--- START OF RECORDS FOR THE TASK ---

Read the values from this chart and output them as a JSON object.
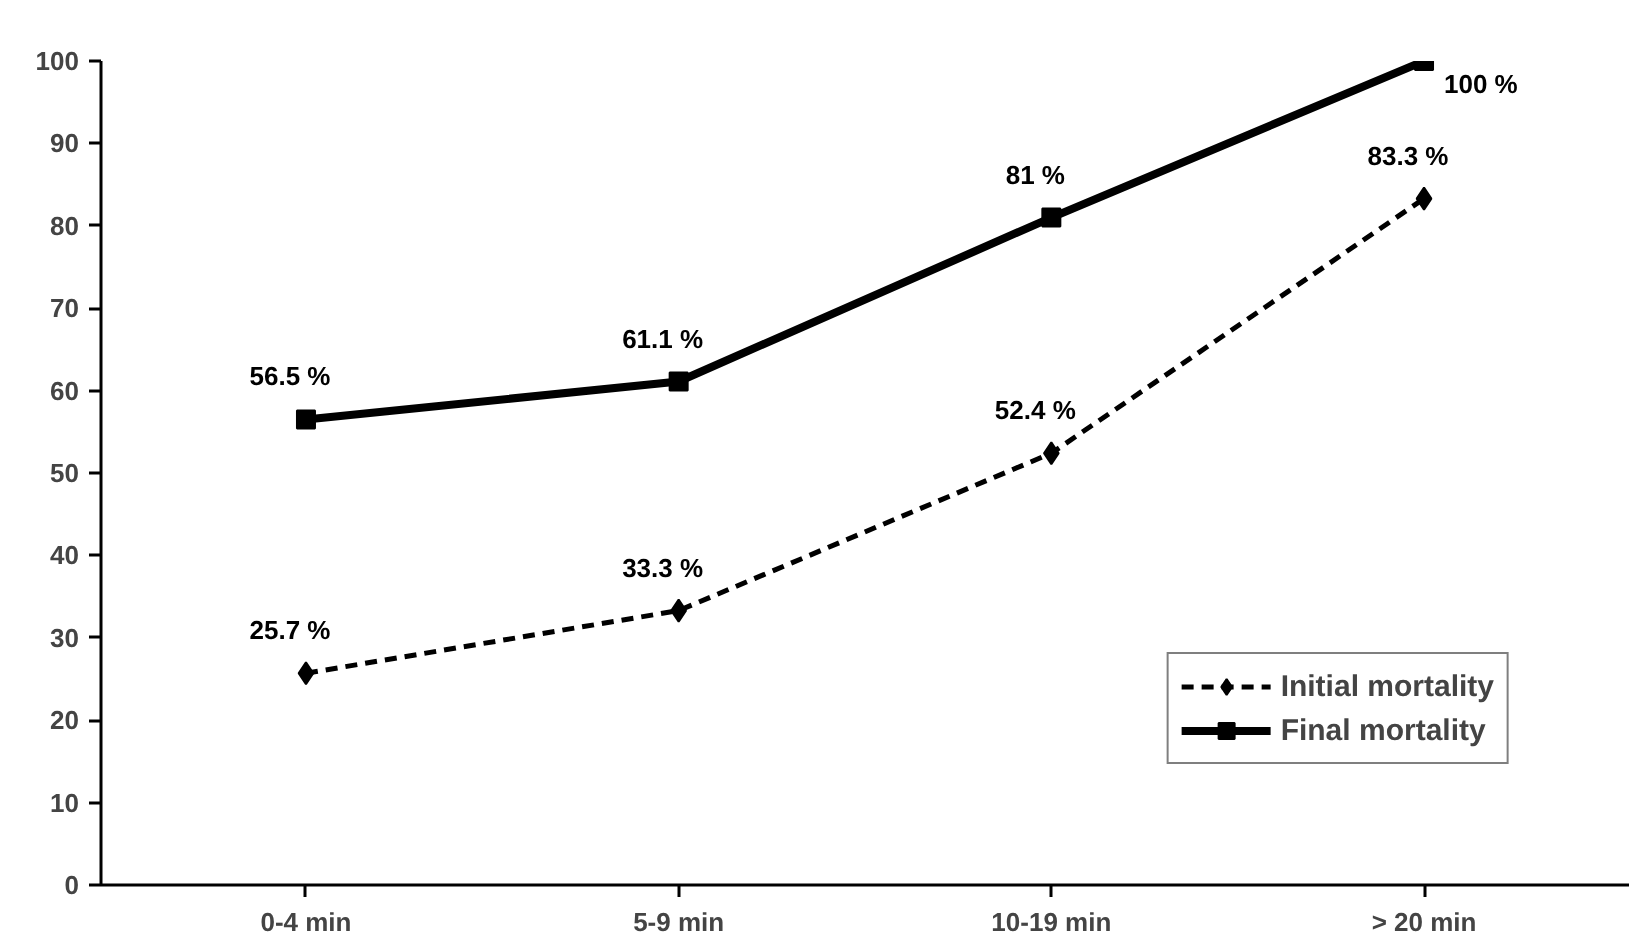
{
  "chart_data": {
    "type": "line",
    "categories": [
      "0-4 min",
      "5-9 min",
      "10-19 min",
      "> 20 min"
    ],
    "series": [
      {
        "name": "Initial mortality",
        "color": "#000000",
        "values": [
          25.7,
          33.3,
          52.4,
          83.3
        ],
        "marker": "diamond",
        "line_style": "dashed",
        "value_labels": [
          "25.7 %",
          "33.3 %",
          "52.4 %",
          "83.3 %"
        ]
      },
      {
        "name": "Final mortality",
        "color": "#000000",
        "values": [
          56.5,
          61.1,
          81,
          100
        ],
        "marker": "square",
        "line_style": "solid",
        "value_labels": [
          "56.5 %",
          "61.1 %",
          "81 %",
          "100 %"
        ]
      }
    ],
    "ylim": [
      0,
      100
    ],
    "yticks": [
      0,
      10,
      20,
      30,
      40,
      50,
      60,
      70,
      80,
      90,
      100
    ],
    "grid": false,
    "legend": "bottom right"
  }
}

--- END OF RECORDS FOR THE TASK ---
--- START OF RECORDS FOR THE TASK ---

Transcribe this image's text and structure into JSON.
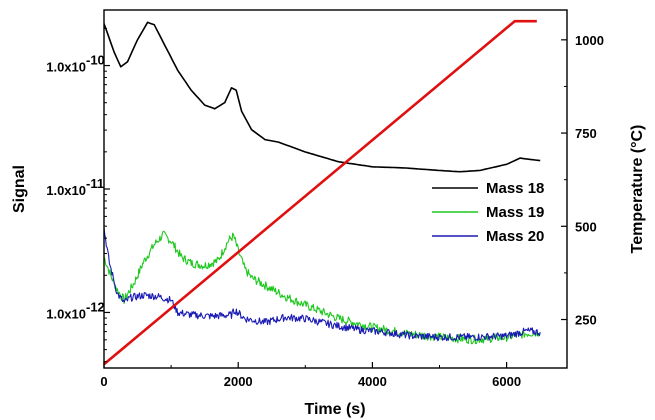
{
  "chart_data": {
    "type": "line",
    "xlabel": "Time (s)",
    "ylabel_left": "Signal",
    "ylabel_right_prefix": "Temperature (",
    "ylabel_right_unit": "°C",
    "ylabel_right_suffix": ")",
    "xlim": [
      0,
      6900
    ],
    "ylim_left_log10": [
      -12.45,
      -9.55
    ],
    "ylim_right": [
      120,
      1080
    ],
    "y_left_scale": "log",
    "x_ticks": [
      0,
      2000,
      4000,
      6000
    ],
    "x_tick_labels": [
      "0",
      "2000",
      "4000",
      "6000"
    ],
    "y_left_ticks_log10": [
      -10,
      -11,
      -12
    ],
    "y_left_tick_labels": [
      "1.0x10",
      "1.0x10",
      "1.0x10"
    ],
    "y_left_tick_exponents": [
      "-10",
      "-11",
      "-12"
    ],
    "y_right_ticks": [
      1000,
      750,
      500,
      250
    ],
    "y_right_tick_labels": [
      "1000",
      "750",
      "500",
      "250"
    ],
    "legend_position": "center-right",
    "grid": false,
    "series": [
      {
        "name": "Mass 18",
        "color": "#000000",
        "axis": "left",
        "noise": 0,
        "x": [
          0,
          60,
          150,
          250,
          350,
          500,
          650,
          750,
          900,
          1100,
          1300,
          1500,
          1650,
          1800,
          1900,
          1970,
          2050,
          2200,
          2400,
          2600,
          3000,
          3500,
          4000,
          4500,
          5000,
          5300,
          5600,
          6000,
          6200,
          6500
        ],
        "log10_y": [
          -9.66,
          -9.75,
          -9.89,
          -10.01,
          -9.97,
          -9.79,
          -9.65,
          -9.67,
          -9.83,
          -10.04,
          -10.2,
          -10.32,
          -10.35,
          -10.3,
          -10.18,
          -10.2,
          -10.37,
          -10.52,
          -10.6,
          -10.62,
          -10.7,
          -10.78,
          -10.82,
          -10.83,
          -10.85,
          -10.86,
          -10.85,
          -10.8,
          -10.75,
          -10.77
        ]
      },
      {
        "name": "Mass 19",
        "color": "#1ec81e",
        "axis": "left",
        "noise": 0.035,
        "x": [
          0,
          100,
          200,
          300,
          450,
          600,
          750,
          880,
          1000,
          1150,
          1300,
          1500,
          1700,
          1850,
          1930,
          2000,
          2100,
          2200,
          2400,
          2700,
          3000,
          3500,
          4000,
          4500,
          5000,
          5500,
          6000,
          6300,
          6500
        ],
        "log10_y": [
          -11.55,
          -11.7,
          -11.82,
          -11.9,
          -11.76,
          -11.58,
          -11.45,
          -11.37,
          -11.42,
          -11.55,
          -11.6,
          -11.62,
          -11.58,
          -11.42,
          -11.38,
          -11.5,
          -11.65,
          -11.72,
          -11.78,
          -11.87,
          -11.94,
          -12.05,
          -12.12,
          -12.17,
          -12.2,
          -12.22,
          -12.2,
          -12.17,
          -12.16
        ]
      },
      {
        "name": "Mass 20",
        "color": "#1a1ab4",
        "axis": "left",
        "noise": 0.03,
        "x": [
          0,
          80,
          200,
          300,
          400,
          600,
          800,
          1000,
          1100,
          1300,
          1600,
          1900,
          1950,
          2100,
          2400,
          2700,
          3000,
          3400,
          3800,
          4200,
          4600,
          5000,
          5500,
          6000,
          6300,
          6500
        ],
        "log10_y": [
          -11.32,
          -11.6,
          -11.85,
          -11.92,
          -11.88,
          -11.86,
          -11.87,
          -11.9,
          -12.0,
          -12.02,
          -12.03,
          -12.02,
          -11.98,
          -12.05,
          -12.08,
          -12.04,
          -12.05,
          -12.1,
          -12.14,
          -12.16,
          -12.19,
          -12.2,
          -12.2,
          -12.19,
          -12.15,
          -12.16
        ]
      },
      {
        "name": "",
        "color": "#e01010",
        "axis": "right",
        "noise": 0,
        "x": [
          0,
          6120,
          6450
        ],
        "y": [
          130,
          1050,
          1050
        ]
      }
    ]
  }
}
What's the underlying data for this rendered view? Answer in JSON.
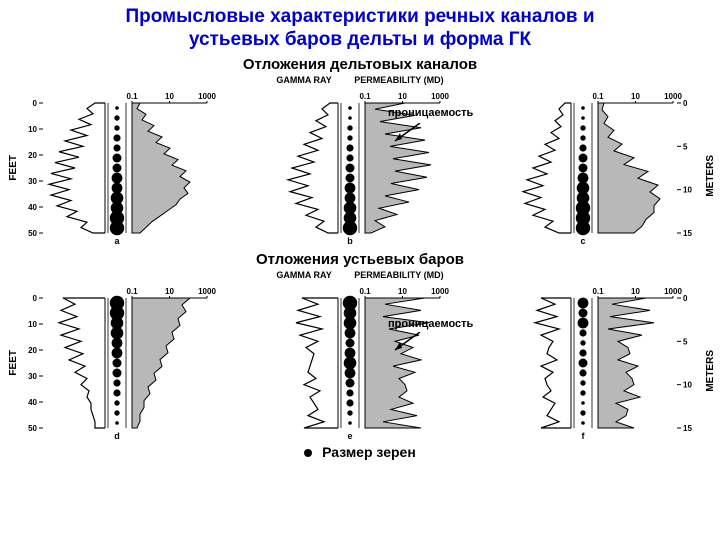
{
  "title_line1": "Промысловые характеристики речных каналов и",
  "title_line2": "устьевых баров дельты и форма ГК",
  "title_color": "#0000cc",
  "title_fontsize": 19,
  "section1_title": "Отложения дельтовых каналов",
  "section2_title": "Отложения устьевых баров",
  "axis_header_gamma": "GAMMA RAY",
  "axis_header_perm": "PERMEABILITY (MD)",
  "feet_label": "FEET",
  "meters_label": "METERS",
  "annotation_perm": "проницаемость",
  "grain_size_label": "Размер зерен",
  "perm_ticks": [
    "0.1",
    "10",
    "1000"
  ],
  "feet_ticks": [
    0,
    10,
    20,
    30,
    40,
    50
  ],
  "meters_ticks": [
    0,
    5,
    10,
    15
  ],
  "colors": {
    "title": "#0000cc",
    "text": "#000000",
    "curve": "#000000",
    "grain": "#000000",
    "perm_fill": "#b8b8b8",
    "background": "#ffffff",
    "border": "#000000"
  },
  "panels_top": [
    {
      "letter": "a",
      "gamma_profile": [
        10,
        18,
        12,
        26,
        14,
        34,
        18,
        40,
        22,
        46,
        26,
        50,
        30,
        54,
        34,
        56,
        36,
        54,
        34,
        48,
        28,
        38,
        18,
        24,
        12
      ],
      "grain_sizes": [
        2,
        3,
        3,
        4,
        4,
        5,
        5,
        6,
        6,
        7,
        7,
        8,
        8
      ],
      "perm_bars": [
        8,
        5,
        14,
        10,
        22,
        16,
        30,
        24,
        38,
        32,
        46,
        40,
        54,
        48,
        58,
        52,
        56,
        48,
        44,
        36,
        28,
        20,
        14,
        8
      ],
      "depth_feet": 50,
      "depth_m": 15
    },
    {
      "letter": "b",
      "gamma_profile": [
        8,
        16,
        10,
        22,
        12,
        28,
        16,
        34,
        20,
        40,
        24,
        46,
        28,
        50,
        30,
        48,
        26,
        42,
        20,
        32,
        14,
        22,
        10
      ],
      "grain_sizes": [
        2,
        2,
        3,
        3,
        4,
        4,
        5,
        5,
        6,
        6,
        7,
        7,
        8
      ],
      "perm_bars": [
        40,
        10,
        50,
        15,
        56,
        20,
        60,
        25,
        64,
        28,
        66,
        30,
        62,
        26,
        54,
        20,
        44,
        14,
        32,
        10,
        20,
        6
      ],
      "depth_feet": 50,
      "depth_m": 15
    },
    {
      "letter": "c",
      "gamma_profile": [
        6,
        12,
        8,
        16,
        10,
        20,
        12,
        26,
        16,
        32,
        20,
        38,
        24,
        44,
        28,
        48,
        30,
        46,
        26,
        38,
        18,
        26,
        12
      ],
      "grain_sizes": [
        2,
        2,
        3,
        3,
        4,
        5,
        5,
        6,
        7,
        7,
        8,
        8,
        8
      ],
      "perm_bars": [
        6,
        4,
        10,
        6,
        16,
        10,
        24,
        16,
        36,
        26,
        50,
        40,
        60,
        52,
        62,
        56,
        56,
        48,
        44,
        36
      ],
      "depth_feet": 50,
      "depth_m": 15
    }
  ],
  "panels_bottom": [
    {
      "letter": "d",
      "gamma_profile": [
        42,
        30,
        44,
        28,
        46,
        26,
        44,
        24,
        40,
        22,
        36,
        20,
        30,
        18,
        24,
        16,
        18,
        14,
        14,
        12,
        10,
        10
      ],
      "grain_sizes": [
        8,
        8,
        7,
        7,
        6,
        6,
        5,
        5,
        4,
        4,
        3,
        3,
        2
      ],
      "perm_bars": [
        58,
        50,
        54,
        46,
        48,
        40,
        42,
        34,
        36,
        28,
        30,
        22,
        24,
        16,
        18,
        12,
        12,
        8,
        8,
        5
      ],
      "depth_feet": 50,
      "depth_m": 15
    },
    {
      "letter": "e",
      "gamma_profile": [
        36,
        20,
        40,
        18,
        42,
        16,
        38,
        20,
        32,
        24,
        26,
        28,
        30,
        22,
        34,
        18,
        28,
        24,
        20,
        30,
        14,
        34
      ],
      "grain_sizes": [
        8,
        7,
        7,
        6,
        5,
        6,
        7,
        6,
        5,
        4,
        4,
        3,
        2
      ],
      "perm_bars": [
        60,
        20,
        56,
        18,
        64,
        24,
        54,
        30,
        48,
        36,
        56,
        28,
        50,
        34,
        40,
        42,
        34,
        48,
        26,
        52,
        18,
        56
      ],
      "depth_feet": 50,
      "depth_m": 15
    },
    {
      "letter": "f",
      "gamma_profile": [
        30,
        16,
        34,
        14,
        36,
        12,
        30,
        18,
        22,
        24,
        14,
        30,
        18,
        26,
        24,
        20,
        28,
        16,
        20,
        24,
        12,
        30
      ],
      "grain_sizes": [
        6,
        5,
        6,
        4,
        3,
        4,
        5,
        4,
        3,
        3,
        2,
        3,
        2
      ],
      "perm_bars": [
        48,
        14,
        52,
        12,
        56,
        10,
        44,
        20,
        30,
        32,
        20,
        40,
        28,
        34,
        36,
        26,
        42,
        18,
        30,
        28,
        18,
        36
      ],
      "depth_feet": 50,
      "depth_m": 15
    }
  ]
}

--- END OF RECORDS FOR THE TASK ---

Tally up the lines holding the word "JSON" in the data above, and answer with that figure only.

3